• **Aim**: Give every line of the rows below as a JSON list of strings, one string per line, leaving out blank lines.

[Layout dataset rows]
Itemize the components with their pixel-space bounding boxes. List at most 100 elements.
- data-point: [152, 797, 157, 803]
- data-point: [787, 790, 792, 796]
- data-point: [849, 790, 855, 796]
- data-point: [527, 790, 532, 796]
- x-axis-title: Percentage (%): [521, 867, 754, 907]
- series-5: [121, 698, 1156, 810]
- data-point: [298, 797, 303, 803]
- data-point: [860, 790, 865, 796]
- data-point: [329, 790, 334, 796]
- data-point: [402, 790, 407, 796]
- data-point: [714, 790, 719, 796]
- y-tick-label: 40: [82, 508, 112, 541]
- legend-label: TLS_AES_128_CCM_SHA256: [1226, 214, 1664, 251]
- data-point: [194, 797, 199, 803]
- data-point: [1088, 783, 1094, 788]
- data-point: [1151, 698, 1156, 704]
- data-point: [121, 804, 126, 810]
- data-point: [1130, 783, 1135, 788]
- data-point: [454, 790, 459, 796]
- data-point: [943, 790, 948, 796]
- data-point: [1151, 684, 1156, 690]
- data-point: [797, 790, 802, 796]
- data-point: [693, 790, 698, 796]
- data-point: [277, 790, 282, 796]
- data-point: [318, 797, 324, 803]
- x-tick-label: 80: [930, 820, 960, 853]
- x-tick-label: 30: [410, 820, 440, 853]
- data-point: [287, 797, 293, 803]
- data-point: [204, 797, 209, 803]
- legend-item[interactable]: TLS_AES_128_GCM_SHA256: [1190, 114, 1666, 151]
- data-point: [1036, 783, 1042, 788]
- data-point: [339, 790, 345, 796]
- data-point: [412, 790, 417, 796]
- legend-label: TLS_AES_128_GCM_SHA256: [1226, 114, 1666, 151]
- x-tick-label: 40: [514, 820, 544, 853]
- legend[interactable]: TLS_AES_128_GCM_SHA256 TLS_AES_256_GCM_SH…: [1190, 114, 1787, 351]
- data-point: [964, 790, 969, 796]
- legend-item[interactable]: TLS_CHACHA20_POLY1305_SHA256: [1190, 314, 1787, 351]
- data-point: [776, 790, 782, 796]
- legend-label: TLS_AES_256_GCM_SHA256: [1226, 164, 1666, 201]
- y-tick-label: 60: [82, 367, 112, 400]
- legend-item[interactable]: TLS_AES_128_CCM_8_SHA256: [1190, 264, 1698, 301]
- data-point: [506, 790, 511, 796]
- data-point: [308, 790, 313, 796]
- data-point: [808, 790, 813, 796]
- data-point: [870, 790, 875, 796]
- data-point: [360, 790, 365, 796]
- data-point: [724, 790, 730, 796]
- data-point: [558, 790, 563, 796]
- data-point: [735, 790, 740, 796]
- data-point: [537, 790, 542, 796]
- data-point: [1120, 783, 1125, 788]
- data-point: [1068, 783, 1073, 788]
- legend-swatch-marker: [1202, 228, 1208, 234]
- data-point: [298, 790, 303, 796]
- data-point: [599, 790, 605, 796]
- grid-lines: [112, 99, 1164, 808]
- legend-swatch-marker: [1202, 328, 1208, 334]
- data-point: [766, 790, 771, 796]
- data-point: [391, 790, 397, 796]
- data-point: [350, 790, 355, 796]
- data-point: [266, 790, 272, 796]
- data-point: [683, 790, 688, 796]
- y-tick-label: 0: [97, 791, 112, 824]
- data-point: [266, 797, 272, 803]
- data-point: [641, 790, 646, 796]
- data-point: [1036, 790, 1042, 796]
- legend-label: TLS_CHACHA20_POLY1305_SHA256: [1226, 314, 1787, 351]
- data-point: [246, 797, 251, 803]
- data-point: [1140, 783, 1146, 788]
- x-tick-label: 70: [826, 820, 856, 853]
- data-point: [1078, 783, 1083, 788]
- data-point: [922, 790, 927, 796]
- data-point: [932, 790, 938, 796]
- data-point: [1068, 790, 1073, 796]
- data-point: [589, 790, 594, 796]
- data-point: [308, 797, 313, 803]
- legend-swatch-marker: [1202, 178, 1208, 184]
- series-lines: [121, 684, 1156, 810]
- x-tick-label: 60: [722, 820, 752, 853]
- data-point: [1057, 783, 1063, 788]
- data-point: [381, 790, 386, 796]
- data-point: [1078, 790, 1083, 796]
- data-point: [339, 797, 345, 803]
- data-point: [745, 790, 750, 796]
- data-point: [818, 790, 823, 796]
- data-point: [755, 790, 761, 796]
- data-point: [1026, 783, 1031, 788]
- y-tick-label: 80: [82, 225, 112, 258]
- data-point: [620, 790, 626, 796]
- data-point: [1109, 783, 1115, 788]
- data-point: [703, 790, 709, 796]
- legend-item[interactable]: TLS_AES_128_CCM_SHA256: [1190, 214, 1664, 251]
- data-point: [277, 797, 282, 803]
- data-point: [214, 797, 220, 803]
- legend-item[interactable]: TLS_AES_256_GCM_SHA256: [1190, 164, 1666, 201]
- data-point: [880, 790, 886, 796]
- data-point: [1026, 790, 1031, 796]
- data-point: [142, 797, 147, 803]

• **Exercise result**:
[
  "Itemize the components with their pixel-space bounding boxes. List at most 100 elements.",
  "- data-point: [152, 797, 157, 803]",
  "- data-point: [787, 790, 792, 796]",
  "- data-point: [849, 790, 855, 796]",
  "- data-point: [527, 790, 532, 796]",
  "- x-axis-title: Percentage (%): [521, 867, 754, 907]",
  "- series-5: [121, 698, 1156, 810]",
  "- data-point: [298, 797, 303, 803]",
  "- data-point: [860, 790, 865, 796]",
  "- data-point: [329, 790, 334, 796]",
  "- data-point: [402, 790, 407, 796]",
  "- data-point: [714, 790, 719, 796]",
  "- y-tick-label: 40: [82, 508, 112, 541]",
  "- legend-label: TLS_AES_128_CCM_SHA256: [1226, 214, 1664, 251]",
  "- data-point: [194, 797, 199, 803]",
  "- data-point: [1088, 783, 1094, 788]",
  "- data-point: [1151, 698, 1156, 704]",
  "- data-point: [121, 804, 126, 810]",
  "- data-point: [1130, 783, 1135, 788]",
  "- data-point: [454, 790, 459, 796]",
  "- data-point: [943, 790, 948, 796]",
  "- data-point: [1151, 684, 1156, 690]",
  "- data-point: [797, 790, 802, 796]",
  "- data-point: [693, 790, 698, 796]",
  "- data-point: [277, 790, 282, 796]",
  "- data-point: [318, 797, 324, 803]",
  "- x-tick-label: 80: [930, 820, 960, 853]",
  "- x-tick-label: 30: [410, 820, 440, 853]",
  "- data-point: [287, 797, 293, 803]",
  "- data-point: [204, 797, 209, 803]",
  "- legend-item[interactable]: TLS_AES_128_GCM_SHA256: [1190, 114, 1666, 151]",
  "- data-point: [1036, 783, 1042, 788]",
  "- data-point: [339, 790, 345, 796]",
  "- data-point: [412, 790, 417, 796]",
  "- legend-label: TLS_AES_128_GCM_SHA256: [1226, 114, 1666, 151]",
  "- x-tick-label: 40: [514, 820, 544, 853]",
  "- legend[interactable]: TLS_AES_128_GCM_SHA256 TLS_AES_256_GCM_SH…: [1190, 114, 1787, 351]",
  "- data-point: [964, 790, 969, 796]",
  "- legend-item[interactable]: TLS_CHACHA20_POLY1305_SHA256: [1190, 314, 1787, 351]",
  "- data-point: [776, 790, 782, 796]",
  "- legend-label: TLS_AES_256_GCM_SHA256: [1226, 164, 1666, 201]",
  "- y-tick-label: 60: [82, 367, 112, 400]",
  "- legend-item[interactable]: TLS_AES_128_CCM_8_SHA256: [1190, 264, 1698, 301]",
  "- data-point: [506, 790, 511, 796]",
  "- data-point: [308, 790, 313, 796]",
  "- data-point: [808, 790, 813, 796]",
  "- data-point: [870, 790, 875, 796]",
  "- data-point: [360, 790, 365, 796]",
  "- data-point: [724, 790, 730, 796]",
  "- data-point: [558, 790, 563, 796]",
  "- data-point: [735, 790, 740, 796]",
  "- data-point: [537, 790, 542, 796]",
  "- data-point: [1120, 783, 1125, 788]",
  "- data-point: [1068, 783, 1073, 788]",
  "- legend-swatch-marker: [1202, 228, 1208, 234]",
  "- data-point: [298, 790, 303, 796]",
  "- data-point: [599, 790, 605, 796]",
  "- grid-lines: [112, 99, 1164, 808]",
  "- legend-swatch-marker: [1202, 328, 1208, 334]",
  "- data-point: [766, 790, 771, 796]",
  "- data-point: [391, 790, 397, 796]",
  "- data-point: [350, 790, 355, 796]",
  "- data-point: [266, 790, 272, 796]",
  "- data-point: [683, 790, 688, 796]",
  "- y-tick-label: 0: [97, 791, 112, 824]",
  "- data-point: [266, 797, 272, 803]",
  "- data-point: [641, 790, 646, 796]",
  "- data-point: [1036, 790, 1042, 796]",
  "- legend-label: TLS_CHACHA20_POLY1305_SHA256: [1226, 314, 1787, 351]",
  "- data-point: [246, 797, 251, 803]",
  "- data-point: [1140, 783, 1146, 788]",
  "- x-tick-label: 70: [826, 820, 856, 853]",
  "- data-point: [1078, 783, 1083, 788]",
  "- data-point: [922, 790, 927, 796]",
  "- data-point: [932, 790, 938, 796]",
  "- data-point: [1068, 790, 1073, 796]",
  "- data-point: [589, 790, 594, 796]",
  "- data-point: [308, 797, 313, 803]",
  "- legend-swatch-marker: [1202, 178, 1208, 184]",
  "- series-lines: [121, 684, 1156, 810]",
  "- x-tick-label: 60: [722, 820, 752, 853]",
  "- data-point: [1057, 783, 1063, 788]",
  "- data-point: [381, 790, 386, 796]",
  "- data-point: [1078, 790, 1083, 796]",
  "- data-point: [339, 797, 345, 803]",
  "- data-point: [745, 790, 750, 796]",
  "- data-point: [818, 790, 823, 796]",
  "- data-point: [755, 790, 761, 796]",
  "- data-point: [1026, 783, 1031, 788]",
  "- y-tick-label: 80: [82, 225, 112, 258]",
  "- data-point: [620, 790, 626, 796]",
  "- data-point: [1109, 783, 1115, 788]",
  "- data-point: [703, 790, 709, 796]",
  "- legend-item[interactable]: TLS_AES_128_CCM_SHA256: [1190, 214, 1664, 251]",
  "- data-point: [277, 797, 282, 803]",
  "- data-point: [214, 797, 220, 803]",
  "- legend-item[interactable]: TLS_AES_256_GCM_SHA256: [1190, 164, 1666, 201]",
  "- data-point: [880, 790, 886, 796]",
  "- data-point: [1026, 790, 1031, 796]",
  "- data-point: [142, 797, 147, 803]"
]